Data listing:
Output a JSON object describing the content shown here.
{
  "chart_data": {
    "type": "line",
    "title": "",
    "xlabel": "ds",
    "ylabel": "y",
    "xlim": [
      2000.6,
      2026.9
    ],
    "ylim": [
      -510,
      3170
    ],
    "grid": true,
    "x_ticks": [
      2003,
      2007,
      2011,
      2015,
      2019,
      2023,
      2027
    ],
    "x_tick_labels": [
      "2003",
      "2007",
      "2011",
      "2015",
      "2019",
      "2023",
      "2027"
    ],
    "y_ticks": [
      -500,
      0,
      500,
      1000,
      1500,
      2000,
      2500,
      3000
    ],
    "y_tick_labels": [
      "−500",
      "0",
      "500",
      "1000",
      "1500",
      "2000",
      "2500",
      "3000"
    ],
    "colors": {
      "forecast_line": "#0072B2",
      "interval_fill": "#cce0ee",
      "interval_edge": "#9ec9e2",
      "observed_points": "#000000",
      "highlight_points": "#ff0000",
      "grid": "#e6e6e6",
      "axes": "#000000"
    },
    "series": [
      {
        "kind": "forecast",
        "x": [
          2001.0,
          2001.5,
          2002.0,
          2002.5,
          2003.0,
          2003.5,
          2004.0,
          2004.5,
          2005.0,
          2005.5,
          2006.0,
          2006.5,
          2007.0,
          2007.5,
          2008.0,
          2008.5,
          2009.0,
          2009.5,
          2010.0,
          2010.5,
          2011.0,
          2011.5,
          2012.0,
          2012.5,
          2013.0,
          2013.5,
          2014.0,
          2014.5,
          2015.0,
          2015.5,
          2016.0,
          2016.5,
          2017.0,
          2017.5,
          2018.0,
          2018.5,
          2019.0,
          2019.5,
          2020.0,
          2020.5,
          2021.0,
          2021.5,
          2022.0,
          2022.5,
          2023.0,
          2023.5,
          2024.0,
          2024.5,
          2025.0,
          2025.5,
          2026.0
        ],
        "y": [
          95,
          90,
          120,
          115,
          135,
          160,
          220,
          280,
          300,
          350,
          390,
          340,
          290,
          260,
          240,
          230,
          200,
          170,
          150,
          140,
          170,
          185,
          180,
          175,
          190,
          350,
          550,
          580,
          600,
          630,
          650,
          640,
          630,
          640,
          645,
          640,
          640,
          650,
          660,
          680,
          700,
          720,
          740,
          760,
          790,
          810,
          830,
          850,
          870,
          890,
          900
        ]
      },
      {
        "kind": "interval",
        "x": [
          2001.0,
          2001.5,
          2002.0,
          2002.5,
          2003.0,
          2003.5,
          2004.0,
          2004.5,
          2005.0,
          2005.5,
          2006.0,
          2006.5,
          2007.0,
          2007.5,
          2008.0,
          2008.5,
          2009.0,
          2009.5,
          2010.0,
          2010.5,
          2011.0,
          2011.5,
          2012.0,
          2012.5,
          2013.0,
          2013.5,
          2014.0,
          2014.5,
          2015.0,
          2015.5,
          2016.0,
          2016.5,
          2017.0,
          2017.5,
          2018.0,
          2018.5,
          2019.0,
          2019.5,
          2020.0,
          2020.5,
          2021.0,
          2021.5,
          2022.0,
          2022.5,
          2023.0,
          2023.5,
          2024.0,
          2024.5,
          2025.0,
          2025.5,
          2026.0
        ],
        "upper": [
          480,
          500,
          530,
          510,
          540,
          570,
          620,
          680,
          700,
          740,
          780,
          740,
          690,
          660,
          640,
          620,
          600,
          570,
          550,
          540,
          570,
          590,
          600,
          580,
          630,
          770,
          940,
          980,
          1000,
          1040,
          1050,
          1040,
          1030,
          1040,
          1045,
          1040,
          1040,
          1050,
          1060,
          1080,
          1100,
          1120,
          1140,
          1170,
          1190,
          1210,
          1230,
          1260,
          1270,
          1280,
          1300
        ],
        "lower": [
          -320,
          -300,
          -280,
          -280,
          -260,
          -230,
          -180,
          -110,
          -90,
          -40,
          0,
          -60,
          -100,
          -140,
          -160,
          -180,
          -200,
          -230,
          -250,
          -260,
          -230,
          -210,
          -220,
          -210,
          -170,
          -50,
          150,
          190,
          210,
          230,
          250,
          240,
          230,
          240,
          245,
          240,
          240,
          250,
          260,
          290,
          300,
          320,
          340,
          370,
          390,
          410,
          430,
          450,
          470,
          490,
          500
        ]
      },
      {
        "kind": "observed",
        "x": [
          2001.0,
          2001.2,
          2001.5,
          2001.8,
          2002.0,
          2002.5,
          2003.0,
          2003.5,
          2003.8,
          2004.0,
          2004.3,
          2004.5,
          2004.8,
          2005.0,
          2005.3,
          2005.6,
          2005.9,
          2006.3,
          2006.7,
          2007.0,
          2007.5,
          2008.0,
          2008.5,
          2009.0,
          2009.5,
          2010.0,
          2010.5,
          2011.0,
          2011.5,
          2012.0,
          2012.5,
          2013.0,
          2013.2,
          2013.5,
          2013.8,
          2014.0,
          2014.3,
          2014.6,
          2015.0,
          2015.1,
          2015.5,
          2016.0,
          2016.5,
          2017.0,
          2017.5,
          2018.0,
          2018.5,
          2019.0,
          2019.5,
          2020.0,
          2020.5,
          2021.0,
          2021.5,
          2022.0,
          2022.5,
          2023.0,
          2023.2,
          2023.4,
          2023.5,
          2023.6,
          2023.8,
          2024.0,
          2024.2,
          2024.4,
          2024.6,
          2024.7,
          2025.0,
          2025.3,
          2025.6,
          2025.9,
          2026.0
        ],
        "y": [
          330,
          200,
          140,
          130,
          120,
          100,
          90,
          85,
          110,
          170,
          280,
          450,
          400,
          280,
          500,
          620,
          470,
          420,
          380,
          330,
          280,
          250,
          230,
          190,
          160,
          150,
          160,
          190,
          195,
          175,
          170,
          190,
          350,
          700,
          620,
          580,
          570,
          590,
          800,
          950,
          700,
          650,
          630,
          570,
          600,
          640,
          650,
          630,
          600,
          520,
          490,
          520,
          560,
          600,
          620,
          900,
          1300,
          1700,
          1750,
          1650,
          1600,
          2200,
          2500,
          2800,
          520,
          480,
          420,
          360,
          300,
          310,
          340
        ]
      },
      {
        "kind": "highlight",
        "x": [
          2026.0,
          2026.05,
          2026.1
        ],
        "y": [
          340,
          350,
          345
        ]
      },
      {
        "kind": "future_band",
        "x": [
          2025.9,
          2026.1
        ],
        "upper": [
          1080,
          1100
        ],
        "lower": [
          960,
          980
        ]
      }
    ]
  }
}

* * *

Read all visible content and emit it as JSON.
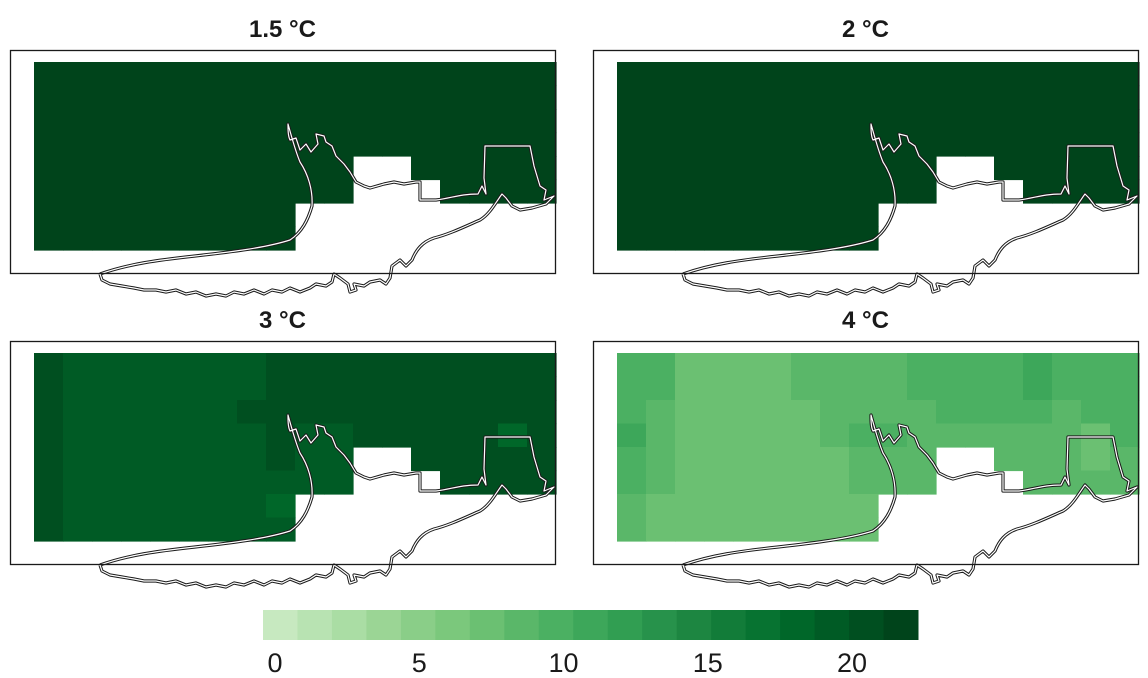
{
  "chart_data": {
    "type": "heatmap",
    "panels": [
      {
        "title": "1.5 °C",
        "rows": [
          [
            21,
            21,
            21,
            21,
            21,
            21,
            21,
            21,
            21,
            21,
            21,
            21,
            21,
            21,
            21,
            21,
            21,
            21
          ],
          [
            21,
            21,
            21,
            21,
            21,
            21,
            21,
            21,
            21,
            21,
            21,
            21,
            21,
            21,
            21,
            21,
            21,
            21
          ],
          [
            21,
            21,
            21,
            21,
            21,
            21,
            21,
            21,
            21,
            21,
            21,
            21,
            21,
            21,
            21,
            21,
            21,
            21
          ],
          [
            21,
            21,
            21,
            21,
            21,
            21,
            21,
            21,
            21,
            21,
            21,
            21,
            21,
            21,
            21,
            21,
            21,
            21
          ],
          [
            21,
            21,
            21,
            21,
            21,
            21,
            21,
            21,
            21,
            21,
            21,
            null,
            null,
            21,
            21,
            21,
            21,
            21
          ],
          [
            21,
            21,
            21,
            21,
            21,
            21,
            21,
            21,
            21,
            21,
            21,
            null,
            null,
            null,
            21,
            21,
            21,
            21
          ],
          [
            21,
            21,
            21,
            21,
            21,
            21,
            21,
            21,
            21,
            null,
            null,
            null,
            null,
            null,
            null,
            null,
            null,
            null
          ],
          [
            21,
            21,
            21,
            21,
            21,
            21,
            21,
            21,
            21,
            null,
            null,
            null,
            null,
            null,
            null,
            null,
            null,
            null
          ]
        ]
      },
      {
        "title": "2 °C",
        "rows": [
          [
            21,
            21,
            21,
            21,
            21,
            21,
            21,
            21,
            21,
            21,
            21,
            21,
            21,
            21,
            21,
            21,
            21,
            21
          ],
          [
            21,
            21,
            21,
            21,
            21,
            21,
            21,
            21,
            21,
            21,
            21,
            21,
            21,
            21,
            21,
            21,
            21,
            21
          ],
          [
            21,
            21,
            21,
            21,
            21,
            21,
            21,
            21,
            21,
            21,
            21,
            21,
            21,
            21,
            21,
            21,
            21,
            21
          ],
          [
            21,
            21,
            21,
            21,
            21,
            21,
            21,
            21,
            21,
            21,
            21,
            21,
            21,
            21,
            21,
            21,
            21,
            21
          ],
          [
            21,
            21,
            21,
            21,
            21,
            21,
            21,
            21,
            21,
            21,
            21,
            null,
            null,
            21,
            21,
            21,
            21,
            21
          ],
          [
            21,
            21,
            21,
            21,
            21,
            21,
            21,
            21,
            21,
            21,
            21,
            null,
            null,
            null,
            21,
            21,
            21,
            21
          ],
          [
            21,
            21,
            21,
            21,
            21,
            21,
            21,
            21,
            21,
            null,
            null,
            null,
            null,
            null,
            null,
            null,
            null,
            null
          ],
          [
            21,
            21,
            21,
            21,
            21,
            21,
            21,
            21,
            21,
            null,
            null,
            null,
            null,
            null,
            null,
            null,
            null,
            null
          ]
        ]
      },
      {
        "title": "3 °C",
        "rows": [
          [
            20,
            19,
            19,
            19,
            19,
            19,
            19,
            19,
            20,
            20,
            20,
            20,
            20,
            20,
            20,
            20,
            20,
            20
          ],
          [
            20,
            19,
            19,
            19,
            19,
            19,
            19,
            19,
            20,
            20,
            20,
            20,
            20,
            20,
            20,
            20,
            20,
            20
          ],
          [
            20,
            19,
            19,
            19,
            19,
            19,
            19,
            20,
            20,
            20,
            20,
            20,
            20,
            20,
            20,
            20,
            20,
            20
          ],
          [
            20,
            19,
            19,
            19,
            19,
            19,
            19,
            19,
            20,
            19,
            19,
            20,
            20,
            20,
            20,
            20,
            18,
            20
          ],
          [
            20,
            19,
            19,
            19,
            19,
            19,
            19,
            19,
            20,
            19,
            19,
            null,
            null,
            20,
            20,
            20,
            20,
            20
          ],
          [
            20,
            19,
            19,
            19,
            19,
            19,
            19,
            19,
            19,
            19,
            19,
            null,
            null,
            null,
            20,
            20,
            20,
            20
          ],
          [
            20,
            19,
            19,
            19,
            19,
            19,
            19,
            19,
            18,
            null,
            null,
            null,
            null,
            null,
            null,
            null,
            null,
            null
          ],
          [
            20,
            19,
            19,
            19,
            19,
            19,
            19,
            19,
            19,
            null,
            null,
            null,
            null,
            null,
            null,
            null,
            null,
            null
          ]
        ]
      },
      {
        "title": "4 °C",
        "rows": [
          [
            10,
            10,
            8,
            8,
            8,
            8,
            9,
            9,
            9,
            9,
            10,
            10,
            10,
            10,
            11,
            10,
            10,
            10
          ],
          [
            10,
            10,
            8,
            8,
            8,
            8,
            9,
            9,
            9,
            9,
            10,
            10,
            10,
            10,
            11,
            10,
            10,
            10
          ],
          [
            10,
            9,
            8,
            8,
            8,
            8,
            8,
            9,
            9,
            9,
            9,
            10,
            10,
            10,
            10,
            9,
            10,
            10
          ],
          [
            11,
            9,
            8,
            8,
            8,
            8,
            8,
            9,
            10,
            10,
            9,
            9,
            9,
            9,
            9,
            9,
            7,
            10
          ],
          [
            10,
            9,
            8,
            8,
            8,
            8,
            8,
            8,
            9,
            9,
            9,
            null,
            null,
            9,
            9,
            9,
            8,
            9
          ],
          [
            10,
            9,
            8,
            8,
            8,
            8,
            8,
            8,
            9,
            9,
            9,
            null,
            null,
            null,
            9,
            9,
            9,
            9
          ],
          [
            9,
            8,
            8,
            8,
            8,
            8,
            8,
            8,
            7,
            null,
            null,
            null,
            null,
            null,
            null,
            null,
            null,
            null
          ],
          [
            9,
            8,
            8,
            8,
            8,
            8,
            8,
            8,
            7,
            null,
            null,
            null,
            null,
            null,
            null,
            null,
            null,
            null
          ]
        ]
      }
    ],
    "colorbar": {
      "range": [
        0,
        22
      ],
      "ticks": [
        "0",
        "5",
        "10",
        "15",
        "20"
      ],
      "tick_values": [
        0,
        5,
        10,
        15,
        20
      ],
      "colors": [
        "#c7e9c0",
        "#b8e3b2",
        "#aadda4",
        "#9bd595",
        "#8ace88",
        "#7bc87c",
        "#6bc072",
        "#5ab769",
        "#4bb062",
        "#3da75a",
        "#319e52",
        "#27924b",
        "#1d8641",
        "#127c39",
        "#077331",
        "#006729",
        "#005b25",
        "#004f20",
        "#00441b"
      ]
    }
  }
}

■ Task prompt: Go through the listing above and return every line where the word "content" occurs.

■ Response:
Output a JSON object describing the content shown here.
Read all visible content and emit it as JSON.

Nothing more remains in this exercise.